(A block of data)

####

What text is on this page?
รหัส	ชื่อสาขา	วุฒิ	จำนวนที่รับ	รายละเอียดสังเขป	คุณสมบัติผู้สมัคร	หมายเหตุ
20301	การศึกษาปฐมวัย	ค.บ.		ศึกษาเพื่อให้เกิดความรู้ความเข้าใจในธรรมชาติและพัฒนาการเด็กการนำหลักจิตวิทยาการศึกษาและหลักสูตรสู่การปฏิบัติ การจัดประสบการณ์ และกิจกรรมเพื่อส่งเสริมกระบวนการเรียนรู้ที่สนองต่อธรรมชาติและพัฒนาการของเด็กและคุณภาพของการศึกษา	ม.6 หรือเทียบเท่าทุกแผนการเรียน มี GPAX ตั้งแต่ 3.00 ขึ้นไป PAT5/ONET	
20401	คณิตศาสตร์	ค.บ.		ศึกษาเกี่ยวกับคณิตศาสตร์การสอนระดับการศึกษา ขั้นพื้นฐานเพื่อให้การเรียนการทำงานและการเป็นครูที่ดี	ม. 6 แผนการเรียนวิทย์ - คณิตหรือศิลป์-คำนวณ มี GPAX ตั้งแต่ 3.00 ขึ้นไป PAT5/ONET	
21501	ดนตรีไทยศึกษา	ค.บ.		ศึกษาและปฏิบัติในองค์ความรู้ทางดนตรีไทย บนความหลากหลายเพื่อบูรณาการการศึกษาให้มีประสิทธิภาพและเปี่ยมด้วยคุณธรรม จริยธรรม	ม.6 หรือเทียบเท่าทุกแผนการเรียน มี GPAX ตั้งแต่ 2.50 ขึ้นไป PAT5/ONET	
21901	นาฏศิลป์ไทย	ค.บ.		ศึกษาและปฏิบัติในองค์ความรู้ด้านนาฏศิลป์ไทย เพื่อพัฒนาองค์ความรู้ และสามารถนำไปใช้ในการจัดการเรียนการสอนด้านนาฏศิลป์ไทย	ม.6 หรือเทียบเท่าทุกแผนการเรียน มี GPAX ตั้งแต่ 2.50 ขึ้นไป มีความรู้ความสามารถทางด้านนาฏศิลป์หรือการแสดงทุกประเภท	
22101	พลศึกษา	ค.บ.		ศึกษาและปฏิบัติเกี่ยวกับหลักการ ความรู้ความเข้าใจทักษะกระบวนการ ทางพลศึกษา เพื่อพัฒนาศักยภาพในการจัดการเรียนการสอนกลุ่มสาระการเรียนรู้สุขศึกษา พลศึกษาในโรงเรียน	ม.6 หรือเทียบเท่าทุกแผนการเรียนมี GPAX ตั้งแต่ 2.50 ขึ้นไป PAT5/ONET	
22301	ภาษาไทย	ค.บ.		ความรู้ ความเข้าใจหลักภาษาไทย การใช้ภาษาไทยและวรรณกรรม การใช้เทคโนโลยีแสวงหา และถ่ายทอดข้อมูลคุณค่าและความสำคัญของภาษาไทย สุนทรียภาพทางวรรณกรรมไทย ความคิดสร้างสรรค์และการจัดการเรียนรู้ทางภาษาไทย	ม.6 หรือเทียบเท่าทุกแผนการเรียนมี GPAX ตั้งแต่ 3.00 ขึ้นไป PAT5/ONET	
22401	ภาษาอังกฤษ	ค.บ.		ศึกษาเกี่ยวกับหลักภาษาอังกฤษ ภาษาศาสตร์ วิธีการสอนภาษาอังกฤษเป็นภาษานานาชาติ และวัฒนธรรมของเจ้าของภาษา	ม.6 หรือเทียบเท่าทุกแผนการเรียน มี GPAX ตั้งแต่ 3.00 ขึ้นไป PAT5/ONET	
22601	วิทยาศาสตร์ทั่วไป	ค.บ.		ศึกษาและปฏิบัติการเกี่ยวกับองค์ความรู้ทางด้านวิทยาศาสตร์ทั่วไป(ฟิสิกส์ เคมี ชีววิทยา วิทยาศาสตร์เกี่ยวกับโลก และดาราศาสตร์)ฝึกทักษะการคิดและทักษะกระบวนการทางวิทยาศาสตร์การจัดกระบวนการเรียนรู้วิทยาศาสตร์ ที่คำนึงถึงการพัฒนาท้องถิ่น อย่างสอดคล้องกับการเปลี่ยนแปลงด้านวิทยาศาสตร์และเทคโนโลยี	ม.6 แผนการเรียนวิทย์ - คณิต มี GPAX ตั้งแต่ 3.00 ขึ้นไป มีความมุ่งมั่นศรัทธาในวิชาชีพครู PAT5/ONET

####

All of the entries must be written out exactly as they stand.

What text is on this page?
รหัส	ชื่อสาขา	วุฒิ	จำนวนที่รับ	รายละเอียดสังเขป	คุณสมบัติผู้สมัคร	หมายเหตุ
20301	การศึกษาปฐมวัย	ค.บ.		ศึกษาเพื่อให้เกิดความรู้ความเข้าใจในธรรมชาติและพัฒนาการเด็กการนำหลักจิตวิทยาการศึกษาและหลักสูตรสู่การปฏิบัติ การจัดประสบการณ์ และกิจกรรมเพื่อส่งเสริมกระบวนการเรียนรู้ที่สนองต่อธรรมชาติและพัฒนาการของเด็กและคุณภาพของการศึกษา	ม.6 หรือเทียบเท่าทุกแผนการเรียน มี GPAX ตั้งแต่ 3.00 ขึ้นไป PAT5/ONET	
20401	คณิตศาสตร์	ค.บ.		ศึกษาเกี่ยวกับคณิตศาสตร์การสอนระดับการศึกษา ขั้นพื้นฐานเพื่อให้การเรียนการทำงานและการเป็นครูที่ดี	ม. 6 แผนการเรียนวิทย์ - คณิตหรือศิลป์-คำนวณ มี GPAX ตั้งแต่ 3.00 ขึ้นไป PAT5/ONET	
21501	ดนตรีไทยศึกษา	ค.บ.		ศึกษาและปฏิบัติในองค์ความรู้ทางดนตรีไทย บนความหลากหลายเพื่อบูรณาการการศึกษาให้มีประสิทธิภาพและเปี่ยมด้วยคุณธรรม จริยธรรม	ม.6 หรือเทียบเท่าทุกแผนการเรียน มี GPAX ตั้งแต่ 2.50 ขึ้นไป PAT5/ONET	
21901	นาฏศิลป์ไทย	ค.บ.		ศึกษาและปฏิบัติในองค์ความรู้ด้านนาฏศิลป์ไทย เพื่อพัฒนาองค์ความรู้ และสามารถนำไปใช้ในการจัดการเรียนการสอนด้านนาฏศิลป์ไทย	ม.6 หรือเทียบเท่าทุกแผนการเรียน มี GPAX ตั้งแต่ 2.50 ขึ้นไป มีความรู้ความสามารถทางด้านนาฏศิลป์หรือการแสดงทุกประเภท	
22101	พลศึกษา	ค.บ.		ศึกษาและปฏิบัติเกี่ยวกับหลักการ ความรู้ความเข้าใจทักษะกระบวนการ ทางพลศึกษา เพื่อพัฒนาศักยภาพในการจัดการเรียนการสอนกลุ่มสาระการเรียนรู้สุขศึกษา พลศึกษาในโรงเรียน	ม.6 หรือเทียบเท่าทุกแผนการเรียนมี GPAX ตั้งแต่ 2.50 ขึ้นไป PAT5/ONET	
22301	ภาษาไทย	ค.บ.		ความรู้ ความเข้าใจหลักภาษาไทย การใช้ภาษาไทยและวรรณกรรม การใช้เทคโนโลยีแสวงหา และถ่ายทอดข้อมูลคุณค่าและความสำคัญของภาษาไทย สุนทรียภาพทางวรรณกรรมไทย ความคิดสร้างสรรค์และการจัดการเรียนรู้ทางภาษาไทย	ม.6 หรือเทียบเท่าทุกแผนการเรียนมี GPAX ตั้งแต่ 3.00 ขึ้นไป PAT5/ONET	
22401	ภาษาอังกฤษ	ค.บ.		ศึกษาเกี่ยวกับหลักภาษาอังกฤษ ภาษาศาสตร์ วิธีการสอนภาษาอังกฤษเป็นภาษานานาชาติ และวัฒนธรรมของเจ้าของภาษา	ม.6 หรือเทียบเท่าทุกแผนการเรียน มี GPAX ตั้งแต่ 3.00 ขึ้นไป PAT5/ONET	
22601	วิทยาศาสตร์ทั่วไป	ค.บ.		ศึกษาและปฏิบัติการเกี่ยวกับองค์ความรู้ทางด้านวิทยาศาสตร์ทั่วไป(ฟิสิกส์ เคมี ชีววิทยา วิทยาศาสตร์เกี่ยวกับโลก และดาราศาสตร์)ฝึกทักษะการคิดและทักษะกระบวนการทางวิทยาศาสตร์การจัดกระบวนการเรียนรู้วิทยาศาสตร์ ที่คำนึงถึงการพัฒนาท้องถิ่น อย่างสอดคล้องกับการเปลี่ยนแปลงด้านวิทยาศาสตร์และเทคโนโลยี	ม.6 แผนการเรียนวิทย์ - คณิต มี GPAX ตั้งแต่ 3.00 ขึ้นไป มีความมุ่งมั่นศรัทธาในวิชาชีพครู PAT5/ONET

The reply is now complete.